**SELECTED EXTRACT**
══════════════════════════════
Mexico’s Frida Escobedo is the youngest architect to receive the prestigious commission. It will bring her the wider audience she deserves
“Architecture is always the ruin of its own idea,” says Frida Escobedo. I like this. Most architectural talk is so relentlessly promotional, optimistic and optimising, convinced of its own ability to change everything, so unable to acknowledge, as other art forms do, the existence of doubt or shades of light and dark, that it’s refreshing to hear the honest truth. “From the moment you draw it, architecture is a projection of what is going to happen in the future,” as she also says, but it’s an inaccurate one, subject to events beyond the designer’s control.
It is “always incomplete”; architecture, despite its apparent fixity, is always being changed by people who use it and perceive it, which is what makes it interesting. This thinking leads, in terms of Escobedo’s built output, to a series of projects with no obviously unifying style, sometimes possessing a certain looseness, an insouciance to the boundaries between what is found – building materials, existing structures – and the new, authored creation of an architect. Temporary installations and pavilions have made up much of her work. It has some of the properties of art.
══════════════════════════════
**REQUESTS**
1. List every phrase that the article on Frida Escobedo quotes directly from Escobedo.
2. Summarize the article on Frida Escobedo in two sentences.
3. Pick up the article on Frida Escobedo right after its final sentence and continue it.

**MATERIAL**
══════════════════════════════
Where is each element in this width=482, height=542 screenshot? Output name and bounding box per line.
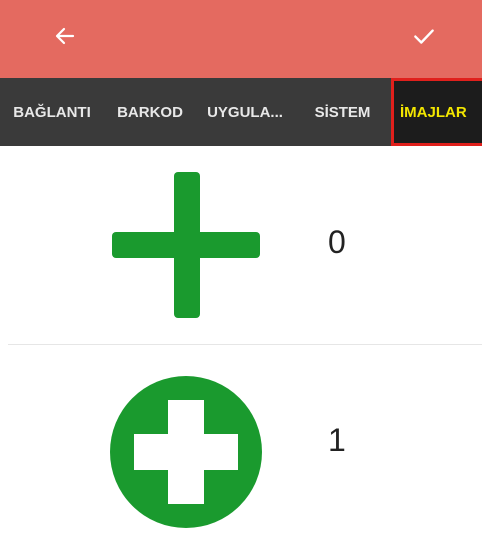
- arrow-left-icon: [55, 27, 75, 45]
- tab-baglanti[interactable]: BAĞLANTI: [0, 78, 104, 146]
- back-button[interactable]: [43, 14, 87, 58]
- tab-label: UYGULA...: [207, 103, 283, 121]
- image-list-item[interactable]: 1: [0, 346, 482, 542]
- check-icon: [414, 29, 434, 44]
- plus-circle-icon: [110, 376, 262, 528]
- plus-icon: [112, 172, 260, 318]
- tab-label: BAĞLANTI: [13, 103, 91, 121]
- tab-uygulama[interactable]: UYGULA...: [196, 78, 294, 146]
- list-divider: [8, 344, 482, 345]
- tab-bar: BAĞLANTI BARKOD UYGULA... SİSTEM İMAJLAR: [0, 78, 482, 146]
- tab-label: BARKOD: [117, 103, 183, 121]
- app-toolbar: [0, 0, 482, 78]
- tab-sistem[interactable]: SİSTEM: [294, 78, 391, 146]
- tab-label: İMAJLAR: [400, 103, 467, 121]
- confirm-button[interactable]: [402, 14, 446, 58]
- image-value: 1: [328, 422, 346, 458]
- tab-imajlar[interactable]: İMAJLAR: [391, 78, 482, 146]
- tab-barkod[interactable]: BARKOD: [104, 78, 196, 146]
- tab-label: SİSTEM: [314, 103, 371, 121]
- image-list-item[interactable]: 0: [0, 148, 482, 344]
- image-value: 0: [328, 224, 346, 260]
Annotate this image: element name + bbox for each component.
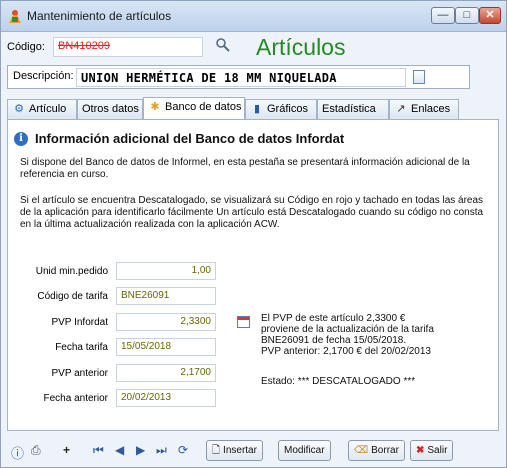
- tab-graficos[interactable]: ▮ Gráficos: [245, 99, 317, 119]
- tab-label: Gráficos: [267, 103, 308, 115]
- borrar-label: Borrar: [371, 445, 399, 456]
- tab-label: Banco de datos: [165, 101, 242, 113]
- pvp-anterior-field[interactable]: 2,1700: [116, 364, 216, 382]
- tab-label: Enlaces: [411, 103, 451, 115]
- modificar-button[interactable]: Modificar: [278, 440, 331, 461]
- descripcion-field[interactable]: UNION HERMÉTICA DE 18 MM NIQUELADA: [76, 68, 406, 87]
- add-icon[interactable]: +: [63, 443, 70, 457]
- insertar-label: Insertar: [223, 445, 257, 456]
- descripcion-label: Descripción:: [13, 70, 74, 82]
- salir-label: Salir: [427, 445, 448, 456]
- modificar-label: Modificar: [284, 445, 325, 456]
- pvp-infordat-field[interactable]: 2,3300: [116, 313, 216, 331]
- unid-min-field[interactable]: 1,00: [116, 262, 216, 280]
- tab-label: Otros datos: [82, 103, 139, 115]
- pvp-line: PVP anterior: 2,1700 € del 20/02/2013: [261, 346, 431, 357]
- pvp-line: BNE26091 de fecha 15/05/2018.: [261, 335, 407, 346]
- previous-record-icon[interactable]: ◀: [115, 443, 124, 457]
- panel-heading: Información adicional del Banco de datos…: [35, 131, 345, 146]
- eraser-icon: ⌫: [354, 445, 369, 456]
- info-paragraph-1: Si dispone del Banco de datos de Informe…: [20, 157, 470, 180]
- fecha-tarifa-field[interactable]: 15/05/2018: [116, 338, 216, 356]
- insertar-button[interactable]: 🗋 Insertar: [206, 440, 263, 461]
- app-icon: [9, 10, 21, 23]
- article-icon: ⚙: [14, 103, 24, 115]
- fecha-tarifa-label: Fecha tarifa: [55, 342, 108, 353]
- chart-icon: ▮: [253, 103, 261, 115]
- tab-label: Artículo: [29, 103, 67, 115]
- exit-icon: ✖: [416, 445, 425, 456]
- estado-text: Estado: *** DESCATALOGADO ***: [261, 376, 416, 387]
- window-title: Mantenimiento de artículos: [27, 9, 172, 23]
- codigo-tarifa-field[interactable]: BNE26091: [116, 287, 216, 305]
- close-button[interactable]: ✕: [479, 7, 501, 24]
- salir-button[interactable]: ✖ Salir: [410, 440, 454, 461]
- title-bar: Mantenimiento de artículos — □ ✕: [1, 1, 506, 32]
- document-icon[interactable]: [413, 70, 425, 84]
- page-title: Artículos: [256, 34, 346, 60]
- info-down-icon[interactable]: ⓘ: [11, 443, 24, 462]
- bottom-toolbar: ⓘ ⎙ + ⏮ ◀ ▶ ⏭ ⟳ 🗋 Insertar Modificar ⌫ Bor…: [1, 435, 506, 467]
- tab-label: Estadística: [322, 103, 376, 115]
- last-record-icon[interactable]: ⏭: [156, 443, 167, 458]
- banco-datos-panel: i Información adicional del Banco de dat…: [7, 119, 499, 431]
- borrar-button[interactable]: ⌫ Borrar: [348, 440, 405, 461]
- link-icon: ↗: [396, 103, 406, 115]
- main-window: Mantenimiento de artículos — □ ✕ Código:…: [0, 0, 507, 468]
- first-record-icon[interactable]: ⏮: [93, 443, 104, 458]
- codigo-field[interactable]: BN410209: [53, 37, 203, 57]
- pvp-line: proviene de la actualización de la tarif…: [261, 324, 434, 335]
- tab-articulo[interactable]: ⚙ Artículo: [7, 99, 77, 119]
- print-icon[interactable]: ⎙: [31, 443, 41, 458]
- tab-estadistica[interactable]: Estadística: [317, 99, 389, 119]
- info-paragraph-2: Si el artículo se encuentra Descatalogad…: [20, 195, 484, 230]
- new-document-icon: 🗋: [212, 445, 221, 456]
- maximize-button[interactable]: □: [455, 7, 479, 24]
- pvp-infordat-label: PVP Infordat: [51, 317, 108, 328]
- fecha-anterior-label: Fecha anterior: [43, 393, 108, 404]
- tab-otros-datos[interactable]: Otros datos: [77, 99, 143, 119]
- info-icon: i: [14, 132, 28, 146]
- pvp-summary: El PVP de este artículo 2,3300 € provien…: [261, 313, 491, 357]
- unid-min-label: Unid min.pedido: [35, 266, 108, 277]
- codigo-tarifa-label: Código de tarifa: [37, 291, 108, 302]
- tab-enlaces[interactable]: ↗ Enlaces: [389, 99, 459, 119]
- fecha-anterior-field[interactable]: 20/02/2013: [116, 389, 216, 407]
- search-icon[interactable]: [215, 37, 231, 53]
- database-icon: ✱: [150, 101, 160, 113]
- calendar-icon: [237, 316, 250, 328]
- pvp-anterior-label: PVP anterior: [51, 368, 108, 379]
- refresh-icon[interactable]: ⟳: [178, 443, 188, 457]
- pvp-line: El PVP de este artículo 2,3300 €: [261, 313, 406, 324]
- tab-banco-de-datos[interactable]: ✱ Banco de datos: [143, 97, 245, 119]
- next-record-icon[interactable]: ▶: [136, 443, 145, 457]
- minimize-button[interactable]: —: [431, 7, 455, 24]
- codigo-label: Código:: [7, 41, 45, 53]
══════════════════════════════
**REPLIES**
1.
- "Architecture is always the ruin of its own idea"
- "From the moment you draw it, architecture is a projection of what is going to happen in the future"
- "always incomplete"

2. Frida Escobedo, the youngest architect to receive the prestigious commission, holds that architecture is a projection of the future that is always incomplete and is changed by the people who use and perceive it. Her built output, largely temporary installations and pavilions, shows no obviously unifying style and blurs the line between found materials or structures and new authored work.

3.
Later this month, her version of the Serpentine Gallery’s annual pavilion will open in Kensington Gardens, London. At 39, Escobedo is the youngest architect to be honoured with this commission. Here, she will use walls of stacked-up British roof tiles to create a “porous” enclosure, half-open and half-roofed, “an intimate public space” within the expanse of the park, with light and breeze entering through the gaps between the tiles. A slightly curved ceiling in mirror-polished stainless steel, as smooth as the tiles are rough, will give them an additional and more rarefied existence as reflections.
In a shallow pool, a thin film of water will “come and go, like a shoreline”, adding another layer of reflectivity. Escobedo’s approach is, she says, not about the look of the architectural object, but “how you feel inside the space, how you go about it in the moment”. It is designed for the “very specific space and time” of the Serpentine’s lawn in summer, but is also for the future in which, like previous pavilions, it will be sold to private collectors. Since “we don’t know where it’s going”, the design “can absorb locality no matter where it is”. It can carry snow nicely, for example, or have vines growing up it.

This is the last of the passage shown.